STATED TASK – Each line containing the word "Facades" needs to be copied.

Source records
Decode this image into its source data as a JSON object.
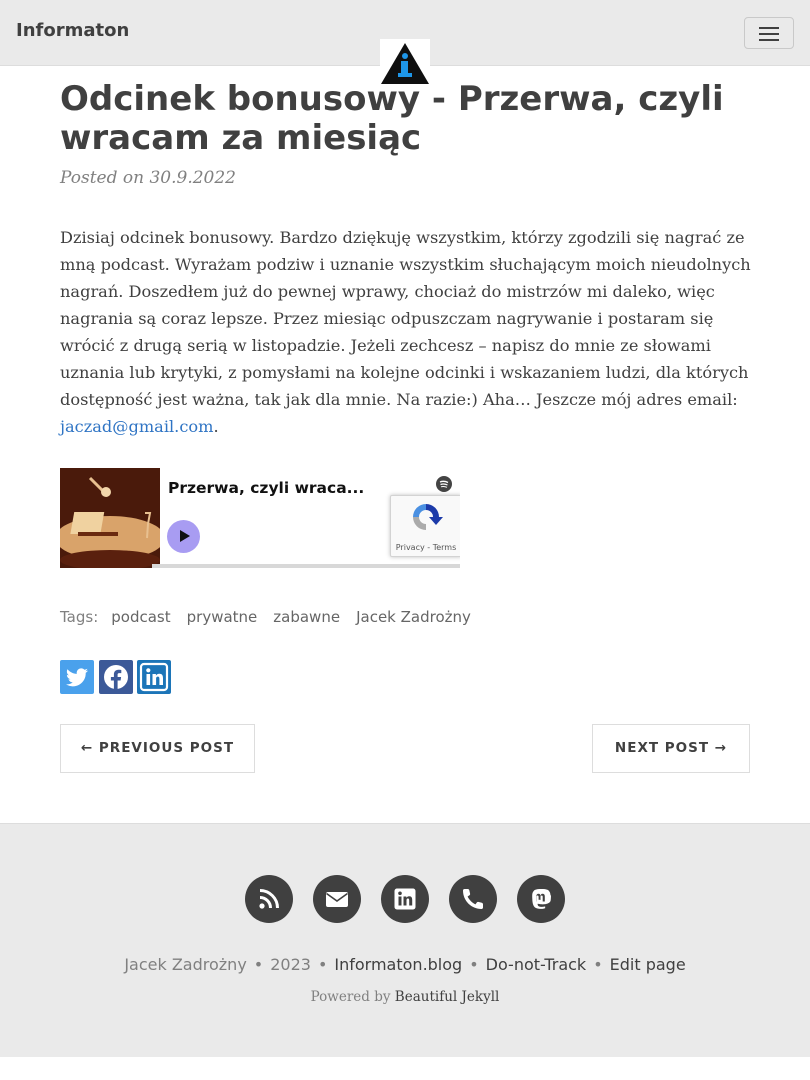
{
  "navbar": {
    "brand": "Informaton",
    "menu_icon": "hamburger-menu-icon",
    "logo_icon": "info-triangle-logo-icon"
  },
  "post": {
    "title": "Odcinek bonusowy - Przerwa, czyli wracam za miesiąc",
    "meta": "Posted on 30.9.2022",
    "body_text": "Dzisiaj odcinek bonusowy. Bardzo dziękuję wszystkim, którzy zgodzili się nagrać ze mną podcast. Wyrażam podziw i uznanie wszystkim słuchającym moich nieudolnych nagrań. Doszedłem już do pewnej wprawy, chociaż do mistrzów mi daleko, więc nagrania są coraz lepsze. Przez miesiąc odpuszczam nagrywanie i postaram się wrócić z drugą serią w listopadzie. Jeżeli zechcesz – napisz do mnie ze słowami uznania lub krytyki, z pomysłami na kolejne odcinki i wskazaniem ludzi, dla których dostępność jest ważna, tak jak dla mnie. Na razie:) Aha… Jeszcze mój adres email: ",
    "email": "jaczad@gmail.com",
    "body_end": "."
  },
  "embed": {
    "title": "Przerwa, czyli wraca...",
    "recaptcha_links": "Privacy - Terms",
    "play_icon": "play-icon",
    "spotify_icon": "spotify-icon"
  },
  "tags": {
    "label": "Tags:",
    "items": [
      "podcast",
      "prywatne",
      "zabawne",
      "Jacek Zadrożny"
    ]
  },
  "share": {
    "twitter": {
      "icon": "twitter-icon",
      "color": "#4aa1ec"
    },
    "facebook": {
      "icon": "facebook-icon",
      "color": "#3b5998"
    },
    "linkedin": {
      "icon": "linkedin-icon",
      "color": "#1c75b8"
    }
  },
  "pager": {
    "previous": "← PREVIOUS POST",
    "next": "NEXT POST →"
  },
  "footer": {
    "icons": [
      "rss-icon",
      "envelope-icon",
      "linkedin-icon",
      "phone-icon",
      "mastodon-icon"
    ],
    "author": "Jacek Zadrożny",
    "year": "2023",
    "site": "Informaton.blog",
    "dnt": "Do-not-Track",
    "edit": "Edit page",
    "separator": "•",
    "powered_by": "Powered by",
    "theme": "Beautiful Jekyll"
  },
  "colors": {
    "nav_bg": "#eaeaea",
    "text": "#404040",
    "link": "#2f74c4",
    "muted": "#808080"
  }
}
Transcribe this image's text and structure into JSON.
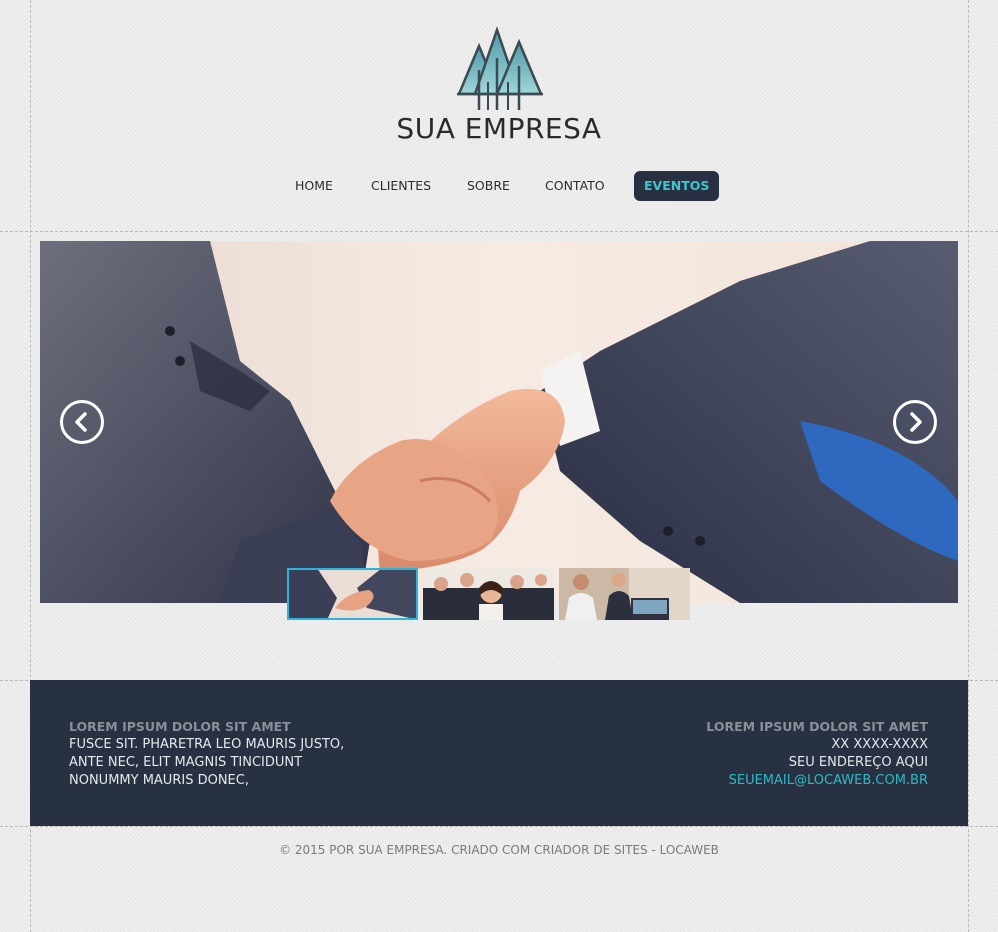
{
  "brand": {
    "name": "SUA EMPRESA",
    "logo_icon": "trees-icon",
    "logo_color": "#5aa9b4"
  },
  "nav": {
    "items": [
      {
        "label": "HOME"
      },
      {
        "label": "CLIENTES"
      },
      {
        "label": "SOBRE"
      },
      {
        "label": "CONTATO"
      },
      {
        "label": "EVENTOS",
        "active": true
      }
    ],
    "active_bg": "#283141",
    "active_color": "#3ec6d0"
  },
  "slider": {
    "prev_icon": "chevron-left-icon",
    "next_icon": "chevron-right-icon",
    "active_index": 0,
    "slides": [
      "handshake",
      "business-team",
      "office-meeting"
    ]
  },
  "footer": {
    "left": {
      "heading": "LOREM IPSUM DOLOR SIT AMET",
      "lines": [
        "FUSCE SIT. PHARETRA LEO MAURIS JUSTO,",
        "ANTE NEC, ELIT MAGNIS TINCIDUNT",
        "NONUMMY MAURIS DONEC,"
      ]
    },
    "right": {
      "heading": "LOREM IPSUM DOLOR SIT AMET",
      "phone": "XX XXXX-XXXX",
      "address": "SEU ENDEREÇO AQUI",
      "email": "SEUEMAIL@LOCAWEB.COM.BR"
    },
    "bg": "#283141",
    "link_color": "#2fb9c4"
  },
  "copyright": "© 2015 POR SUA EMPRESA. CRIADO COM CRIADOR DE SITES - LOCAWEB"
}
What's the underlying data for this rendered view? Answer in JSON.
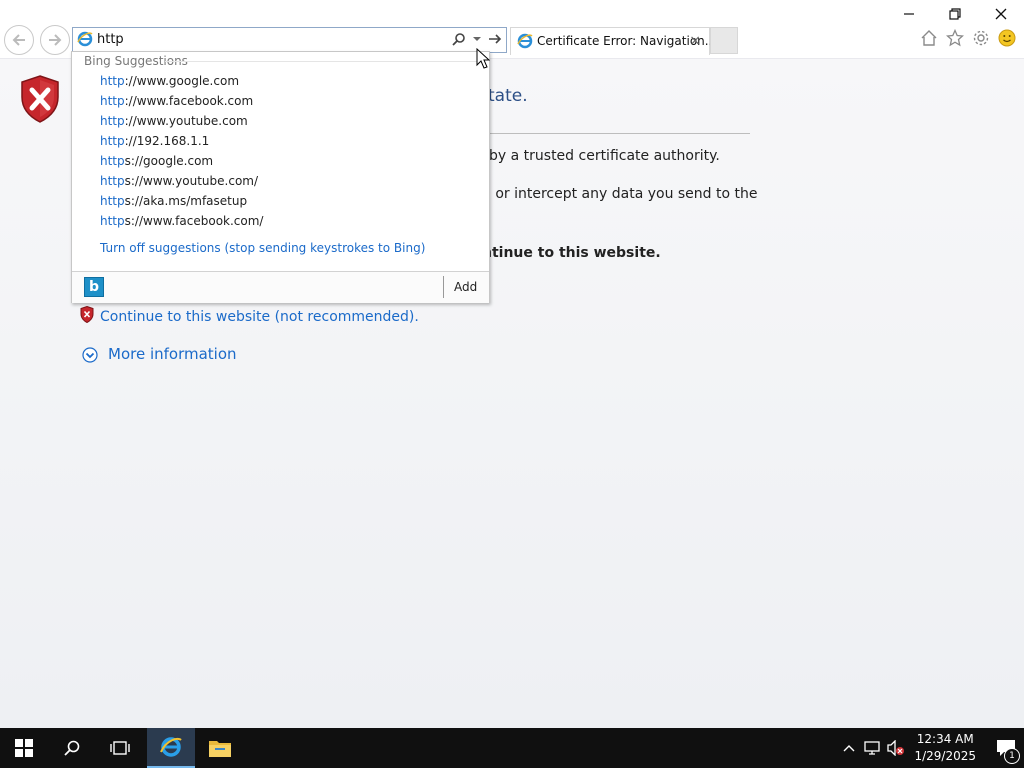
{
  "window": {
    "minimize_label": "—",
    "restore_label": "❐",
    "close_label": "✕"
  },
  "address_bar": {
    "value": "http"
  },
  "tab": {
    "title": "Certificate Error: Navigation...",
    "close_label": "×"
  },
  "page": {
    "title_fragment": "tate.",
    "line1_fragment": "by a trusted certificate authority.",
    "line2_fragment": "u or intercept any data you send to the",
    "line3_fragment": "ntinue to this website.",
    "continue_link": "Continue to this website (not recommended).",
    "more_info": "More information"
  },
  "suggestions": {
    "header": "Bing Suggestions",
    "items": [
      {
        "match": "http",
        "rest": "://www.google.com"
      },
      {
        "match": "http",
        "rest": "://www.facebook.com"
      },
      {
        "match": "http",
        "rest": "://www.youtube.com"
      },
      {
        "match": "http",
        "rest": "://192.168.1.1"
      },
      {
        "match": "http",
        "rest": "s://google.com"
      },
      {
        "match": "http",
        "rest": "s://www.youtube.com/"
      },
      {
        "match": "http",
        "rest": "s://aka.ms/mfasetup"
      },
      {
        "match": "http",
        "rest": "s://www.facebook.com/"
      }
    ],
    "turn_off": "Turn off suggestions (stop sending keystrokes to Bing)",
    "add_label": "Add",
    "bing_glyph": "b"
  },
  "taskbar": {
    "time": "12:34 AM",
    "date": "1/29/2025",
    "notification_count": "1"
  },
  "colors": {
    "link": "#1b6ac9",
    "taskbar": "#101010",
    "error_red": "#d13438"
  }
}
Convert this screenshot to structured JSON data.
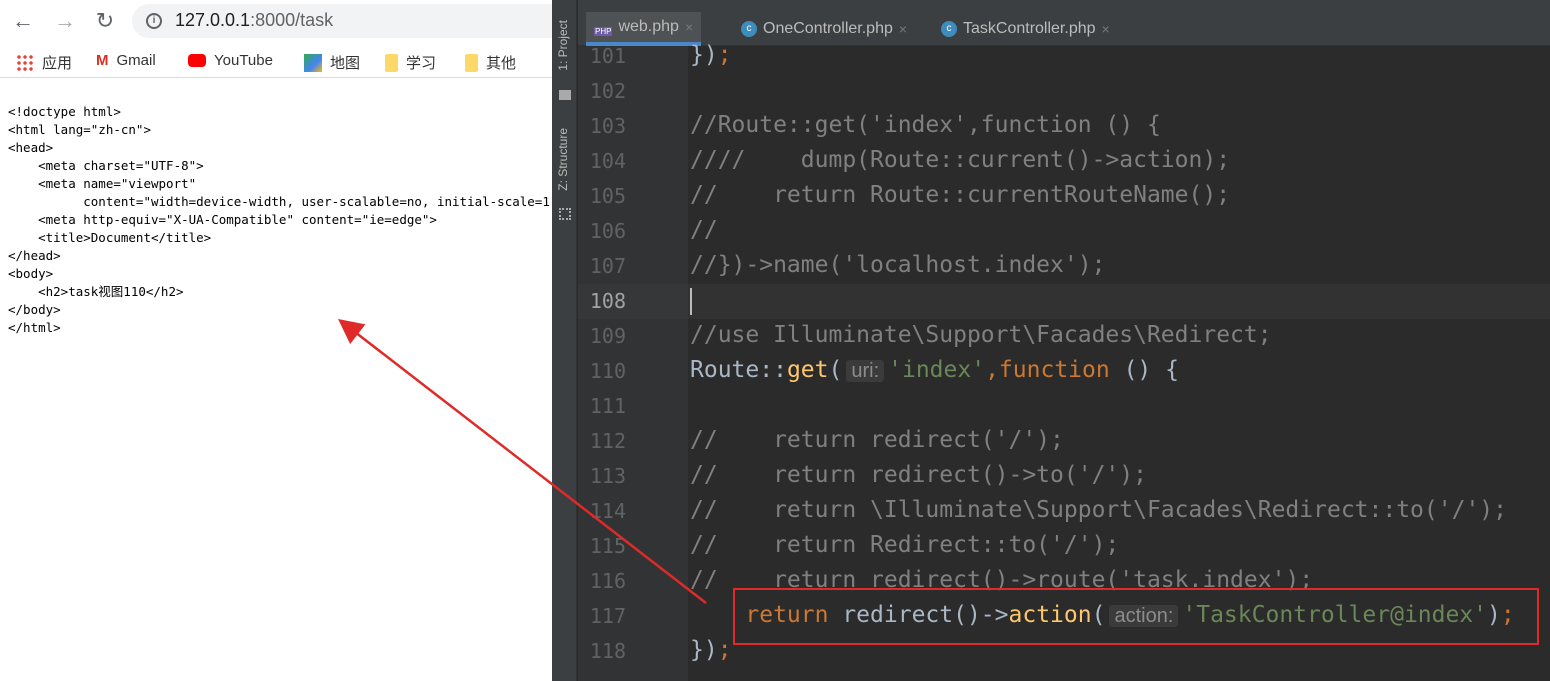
{
  "browser": {
    "url_host": "127.0.0.1",
    "url_rest": ":8000/task",
    "bookmarks": [
      {
        "label": "应用",
        "icon": "apps-grid-icon"
      },
      {
        "label": "Gmail",
        "icon": "gmail-icon"
      },
      {
        "label": "YouTube",
        "icon": "youtube-icon"
      },
      {
        "label": "地图",
        "icon": "maps-icon"
      },
      {
        "label": "学习",
        "icon": "folder-icon"
      },
      {
        "label": "其他",
        "icon": "folder-icon"
      }
    ],
    "source": "<!doctype html>\n<html lang=\"zh-cn\">\n<head>\n    <meta charset=\"UTF-8\">\n    <meta name=\"viewport\"\n          content=\"width=device-width, user-scalable=no, initial-scale=1.0\">\n    <meta http-equiv=\"X-UA-Compatible\" content=\"ie=edge\">\n    <title>Document</title>\n</head>\n<body>\n    <h2>task视图110</h2>\n</body>\n</html>"
  },
  "ide": {
    "sidebar": {
      "project": "1: Project",
      "structure": "Z: Structure"
    },
    "tabs": [
      {
        "label": "web.php",
        "icon": "php-file-icon",
        "active": true
      },
      {
        "label": "OneController.php",
        "icon": "class-icon"
      },
      {
        "label": "TaskController.php",
        "icon": "class-icon"
      }
    ],
    "current_line": 108,
    "lines": [
      {
        "n": 101,
        "tokens": [
          [
            "t",
            "})"
          ],
          [
            "k",
            ";"
          ]
        ]
      },
      {
        "n": 102,
        "tokens": []
      },
      {
        "n": 103,
        "tokens": [
          [
            "c",
            "//Route::get('index',function () {"
          ]
        ]
      },
      {
        "n": 104,
        "tokens": [
          [
            "c",
            "////    dump(Route::current()->action);"
          ]
        ]
      },
      {
        "n": 105,
        "tokens": [
          [
            "c",
            "//    return Route::currentRouteName();"
          ]
        ]
      },
      {
        "n": 106,
        "tokens": [
          [
            "c",
            "//"
          ]
        ]
      },
      {
        "n": 107,
        "tokens": [
          [
            "c",
            "//})->name('localhost.index');"
          ]
        ]
      },
      {
        "n": 108,
        "tokens": []
      },
      {
        "n": 109,
        "tokens": [
          [
            "c",
            "//use Illuminate\\Support\\Facades\\Redirect;"
          ]
        ]
      },
      {
        "n": 110,
        "tokens": [
          [
            "t",
            "Route::"
          ],
          [
            "f",
            "get"
          ],
          [
            "t",
            "("
          ],
          [
            "h",
            "uri:"
          ],
          [
            "s",
            "'index'"
          ],
          [
            "k",
            ",function "
          ],
          [
            "t",
            "() {"
          ]
        ]
      },
      {
        "n": 111,
        "tokens": []
      },
      {
        "n": 112,
        "tokens": [
          [
            "c",
            "//    return redirect('/');"
          ]
        ]
      },
      {
        "n": 113,
        "tokens": [
          [
            "c",
            "//    return redirect()->to('/');"
          ]
        ]
      },
      {
        "n": 114,
        "tokens": [
          [
            "c",
            "//    return \\Illuminate\\Support\\Facades\\Redirect::to('/');"
          ]
        ]
      },
      {
        "n": 115,
        "tokens": [
          [
            "c",
            "//    return Redirect::to('/');"
          ]
        ]
      },
      {
        "n": 116,
        "tokens": [
          [
            "c",
            "//    return redirect()->route('task.index');"
          ]
        ]
      },
      {
        "n": 117,
        "tokens": [
          [
            "t",
            "    "
          ],
          [
            "k",
            "return "
          ],
          [
            "t",
            "redirect()->"
          ],
          [
            "f",
            "action"
          ],
          [
            "t",
            "("
          ],
          [
            "h",
            "action:"
          ],
          [
            "s",
            "'TaskController@index'"
          ],
          [
            "t",
            ")"
          ],
          [
            "k",
            ";"
          ]
        ]
      },
      {
        "n": 118,
        "tokens": [
          [
            "t",
            "})"
          ],
          [
            "k",
            ";"
          ]
        ]
      }
    ]
  },
  "annotation": {
    "color": "#e02a2a"
  }
}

RESULT FOR THIS TASK –
            "//use Illuminate\\Support\\Facades\\Redirect;"
            "//    return \\Illuminate\\Support\\Facades\\Redirect::to('/');"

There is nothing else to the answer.